-- Start EXTRACTED DATA --

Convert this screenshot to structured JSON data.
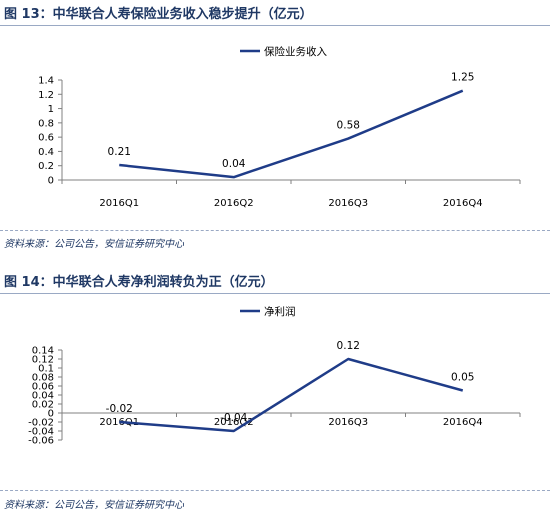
{
  "figures": [
    {
      "title": "图 13：中华联合人寿保险业务收入稳步提升（亿元）",
      "source": "资料来源：公司公告，安信证券研究中心"
    },
    {
      "title": "图 14：中华联合人寿净利润转负为正（亿元）",
      "source": "资料来源：公司公告，安信证券研究中心"
    }
  ],
  "chart_data": [
    {
      "type": "line",
      "categories": [
        "2016Q1",
        "2016Q2",
        "2016Q3",
        "2016Q4"
      ],
      "series": [
        {
          "name": "保险业务收入",
          "values": [
            0.21,
            0.04,
            0.58,
            1.25
          ],
          "color": "#1f3c88"
        }
      ],
      "data_labels": [
        "0.21",
        "0.04",
        "0.58",
        "1.25"
      ],
      "title": "图 13：中华联合人寿保险业务收入稳步提升（亿元）",
      "xlabel": "",
      "ylabel": "",
      "ylim": [
        0,
        1.4
      ],
      "yticks": [
        0,
        0.2,
        0.4,
        0.6,
        0.8,
        1,
        1.2,
        1.4
      ],
      "ytick_labels": [
        "0",
        "0.2",
        "0.4",
        "0.6",
        "0.8",
        "1",
        "1.2",
        "1.4"
      ],
      "grid": false,
      "legend": "top-center"
    },
    {
      "type": "line",
      "categories": [
        "2016Q1",
        "2016Q2",
        "2016Q3",
        "2016Q4"
      ],
      "series": [
        {
          "name": "净利润",
          "values": [
            -0.02,
            -0.04,
            0.12,
            0.05
          ],
          "color": "#1f3c88"
        }
      ],
      "data_labels": [
        "-0.02",
        "-0.04",
        "0.12",
        "0.05"
      ],
      "title": "图 14：中华联合人寿净利润转负为正（亿元）",
      "xlabel": "",
      "ylabel": "",
      "ylim": [
        -0.06,
        0.14
      ],
      "yticks": [
        -0.06,
        -0.04,
        -0.02,
        0,
        0.02,
        0.04,
        0.06,
        0.08,
        0.1,
        0.12,
        0.14
      ],
      "ytick_labels": [
        "-0.06",
        "-0.04",
        "-0.02",
        "0",
        "0.02",
        "0.04",
        "0.06",
        "0.08",
        "0.1",
        "0.12",
        "0.14"
      ],
      "grid": false,
      "legend": "top-center"
    }
  ]
}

-- End EXTRACTED DATA --

## WHAT YOU WILL DO
With the pictures left out, transcribe the material exactly.

## SOLVED EXERCISE
Convert this screenshot to structured JSON data.
{
  "figures": [
    {
      "title": "图 13：中华联合人寿保险业务收入稳步提升（亿元）",
      "source": "资料来源：公司公告，安信证券研究中心"
    },
    {
      "title": "图 14：中华联合人寿净利润转负为正（亿元）",
      "source": "资料来源：公司公告，安信证券研究中心"
    }
  ],
  "chart_data": [
    {
      "type": "line",
      "categories": [
        "2016Q1",
        "2016Q2",
        "2016Q3",
        "2016Q4"
      ],
      "series": [
        {
          "name": "保险业务收入",
          "values": [
            0.21,
            0.04,
            0.58,
            1.25
          ],
          "color": "#1f3c88"
        }
      ],
      "data_labels": [
        "0.21",
        "0.04",
        "0.58",
        "1.25"
      ],
      "title": "图 13：中华联合人寿保险业务收入稳步提升（亿元）",
      "xlabel": "",
      "ylabel": "",
      "ylim": [
        0,
        1.4
      ],
      "yticks": [
        0,
        0.2,
        0.4,
        0.6,
        0.8,
        1,
        1.2,
        1.4
      ],
      "ytick_labels": [
        "0",
        "0.2",
        "0.4",
        "0.6",
        "0.8",
        "1",
        "1.2",
        "1.4"
      ],
      "grid": false,
      "legend": "top-center"
    },
    {
      "type": "line",
      "categories": [
        "2016Q1",
        "2016Q2",
        "2016Q3",
        "2016Q4"
      ],
      "series": [
        {
          "name": "净利润",
          "values": [
            -0.02,
            -0.04,
            0.12,
            0.05
          ],
          "color": "#1f3c88"
        }
      ],
      "data_labels": [
        "-0.02",
        "-0.04",
        "0.12",
        "0.05"
      ],
      "title": "图 14：中华联合人寿净利润转负为正（亿元）",
      "xlabel": "",
      "ylabel": "",
      "ylim": [
        -0.06,
        0.14
      ],
      "yticks": [
        -0.06,
        -0.04,
        -0.02,
        0,
        0.02,
        0.04,
        0.06,
        0.08,
        0.1,
        0.12,
        0.14
      ],
      "ytick_labels": [
        "-0.06",
        "-0.04",
        "-0.02",
        "0",
        "0.02",
        "0.04",
        "0.06",
        "0.08",
        "0.1",
        "0.12",
        "0.14"
      ],
      "grid": false,
      "legend": "top-center"
    }
  ]
}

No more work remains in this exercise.